» **Task goal**
Quote, verbatim, all material below, without pictures.

== Dataset rows

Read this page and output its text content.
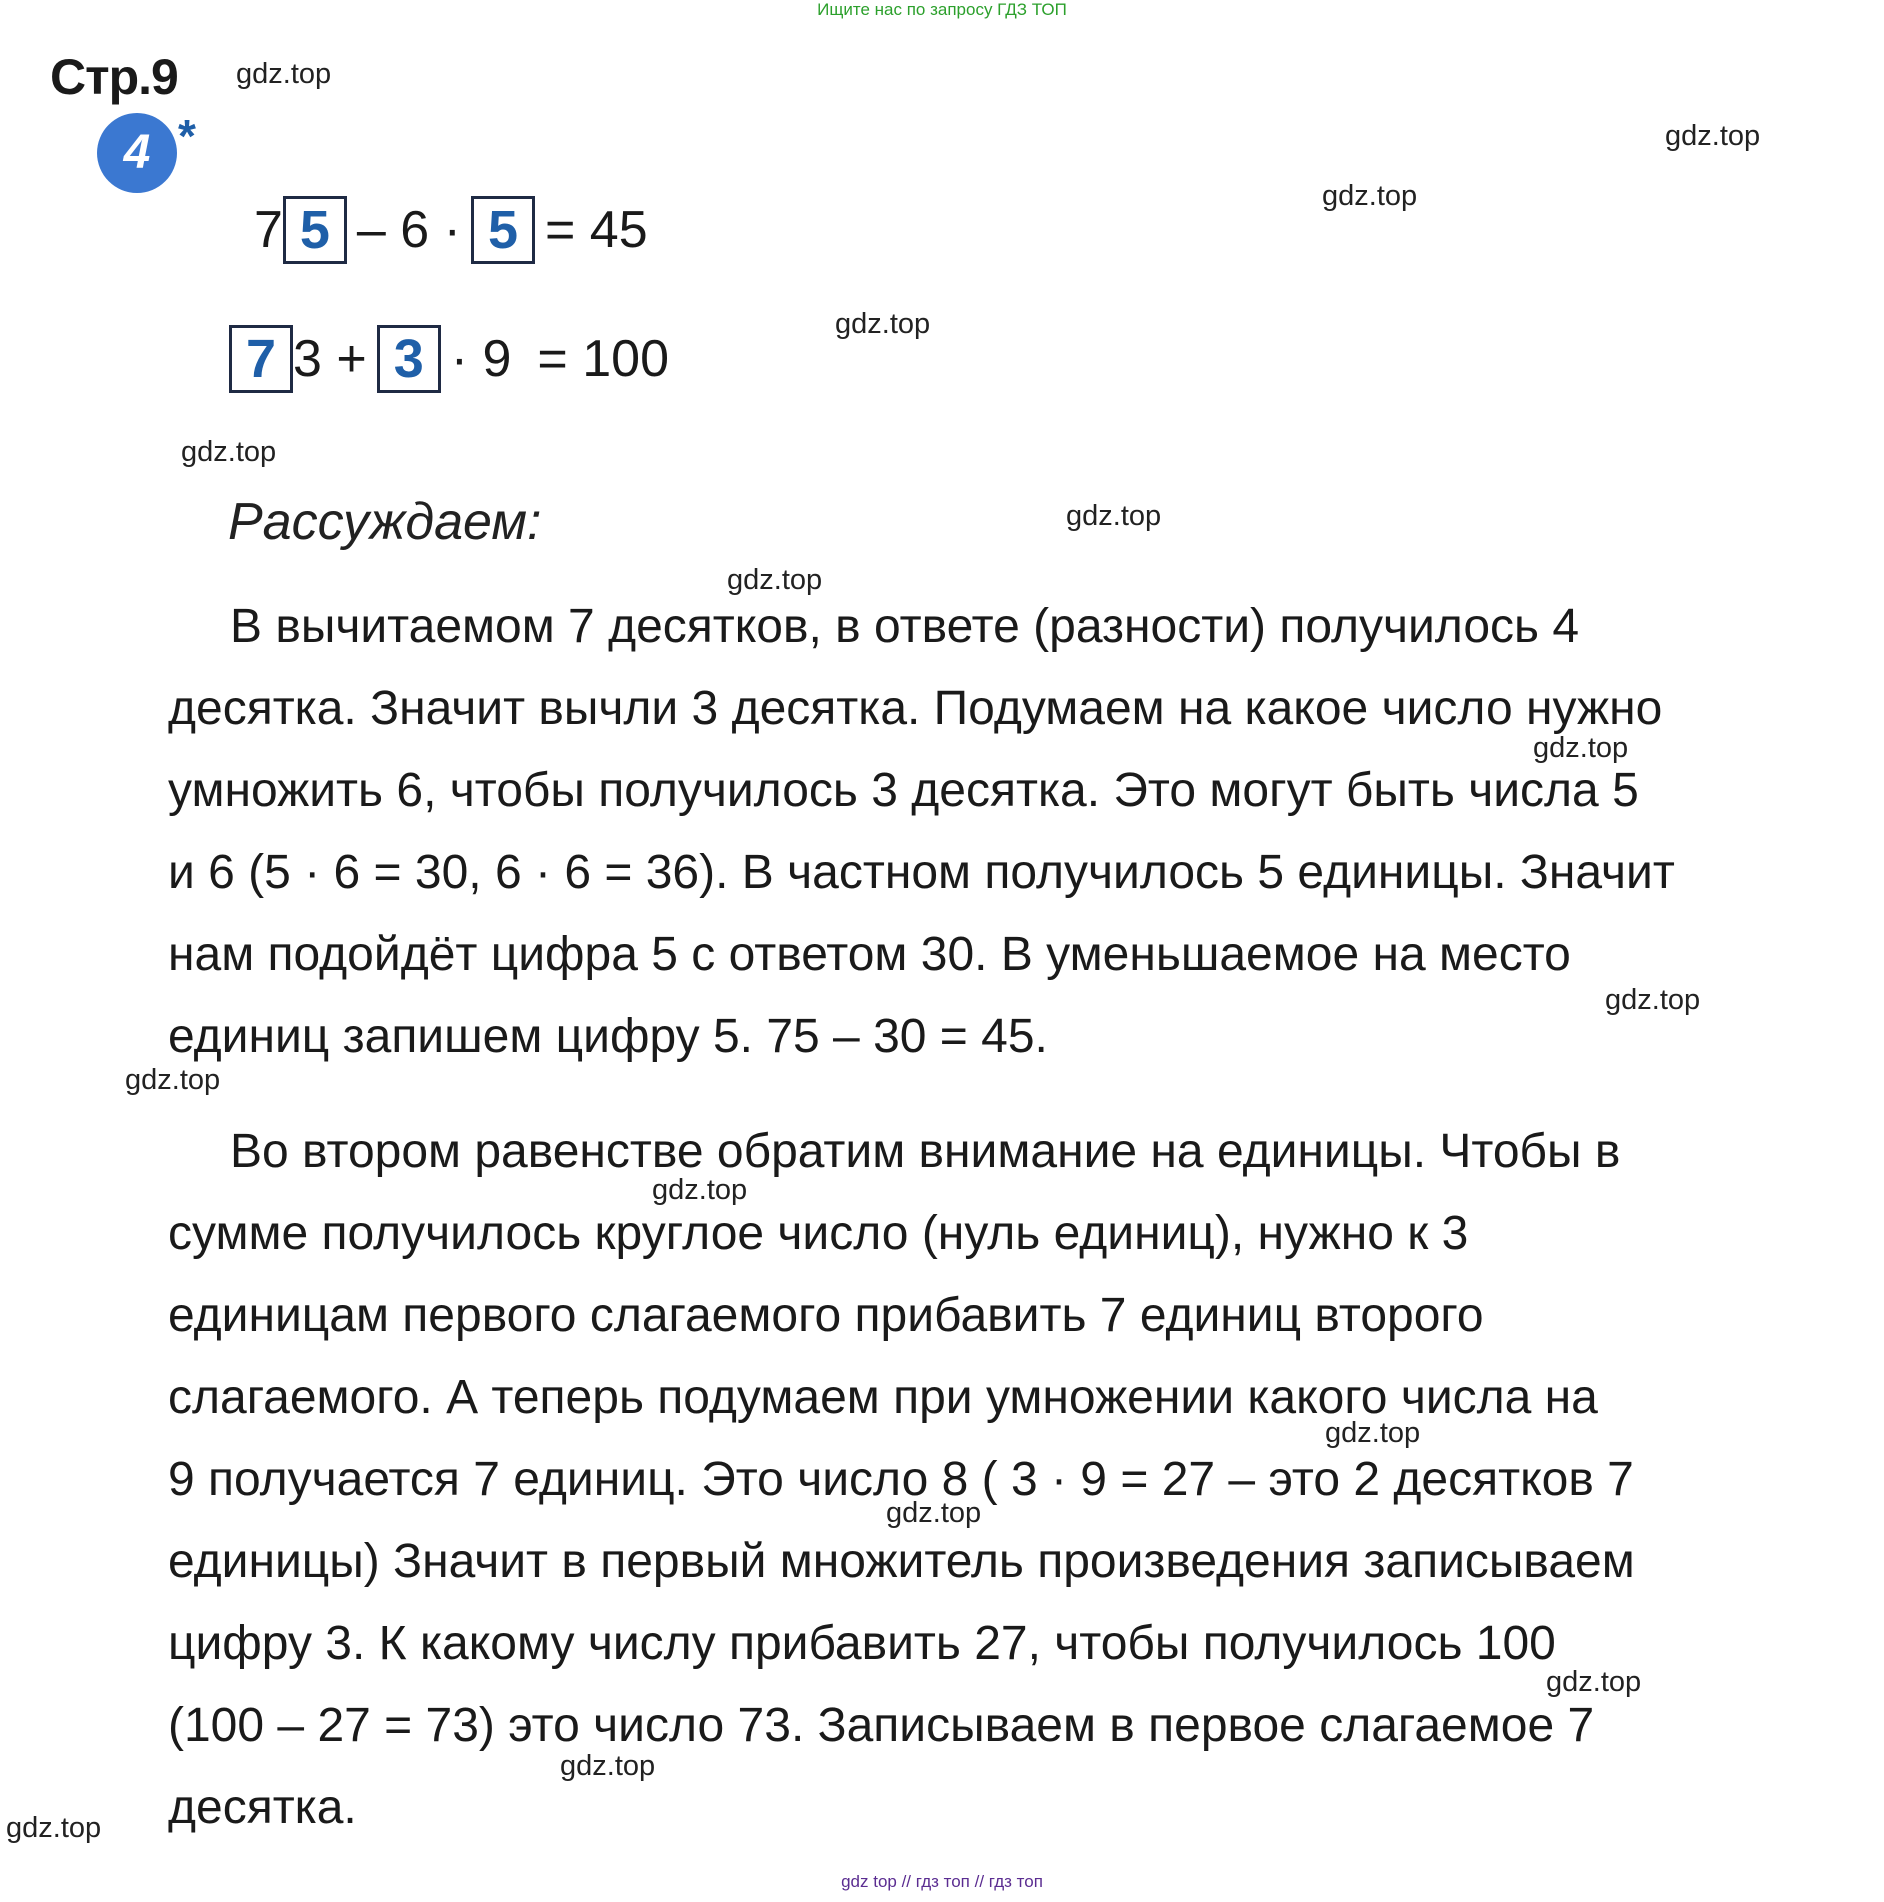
Ищите нас по запросу ГДЗ ТОП
Стр.9
4 *
7 5 – 6 · 5 = 45
7 3 + 3 · 9 = 100
Рассуждаем:
В вычитаемом 7 десятков, в ответе (разности) получилось 4
десятка. Значит вычли 3 десятка. Подумаем на какое число нужно
умножить 6, чтобы получилось 3 десятка. Это могут быть числа 5
и 6 (5 · 6 = 30, 6 · 6 = 36). В частном получилось 5 единицы. Значит
нам подойдёт цифра 5 с ответом 30. В уменьшаемое на место
единиц запишем цифру 5. 75 – 30 = 45.
Во втором равенстве обратим внимание на единицы. Чтобы в
сумме получилось круглое число (нуль единиц), нужно к 3
единицам первого слагаемого прибавить 7 единиц второго
слагаемого. А теперь подумаем при умножении какого числа на
9 получается 7 единиц. Это число 8 ( 3 · 9 = 27 – это 2 десятков 7
единицы) Значит в первый множитель произведения записываем
цифру 3. К какому числу прибавить 27, чтобы получилось 100
(100 – 27 = 73) это число 73. Записываем в первое слагаемое 7
десятка.
gdz.top
gdz.top
gdz.top
gdz.top
gdz.top
gdz.top
gdz.top
gdz.top
gdz.top
gdz.top
gdz.top
gdz.top
gdz.top
gdz.top
gdz.top
gdz.top
gdz top // гдз топ // гдз топ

====

» **Solution**
Read this page and output its text content.
Ищите нас по запросу ГДЗ ТОП
Стр.9
4 *
7 5 – 6 · 5 = 45
7 3 + 3 · 9 = 100
Рассуждаем:
В вычитаемом 7 десятков, в ответе (разности) получилось 4
десятка. Значит вычли 3 десятка. Подумаем на какое число нужно
умножить 6, чтобы получилось 3 десятка. Это могут быть числа 5
и 6 (5 · 6 = 30, 6 · 6 = 36). В частном получилось 5 единицы. Значит
нам подойдёт цифра 5 с ответом 30. В уменьшаемое на место
единиц запишем цифру 5. 75 – 30 = 45.
Во втором равенстве обратим внимание на единицы. Чтобы в
сумме получилось круглое число (нуль единиц), нужно к 3
единицам первого слагаемого прибавить 7 единиц второго
слагаемого. А теперь подумаем при умножении какого числа на
9 получается 7 единиц. Это число 8 ( 3 · 9 = 27 – это 2 десятков 7
единицы) Значит в первый множитель произведения записываем
цифру 3. К какому числу прибавить 27, чтобы получилось 100
(100 – 27 = 73) это число 73. Записываем в первое слагаемое 7
десятка.
gdz.top
gdz.top
gdz.top
gdz.top
gdz.top
gdz.top
gdz.top
gdz.top
gdz.top
gdz.top
gdz.top
gdz.top
gdz.top
gdz.top
gdz.top
gdz.top
gdz top // гдз топ // гдз топ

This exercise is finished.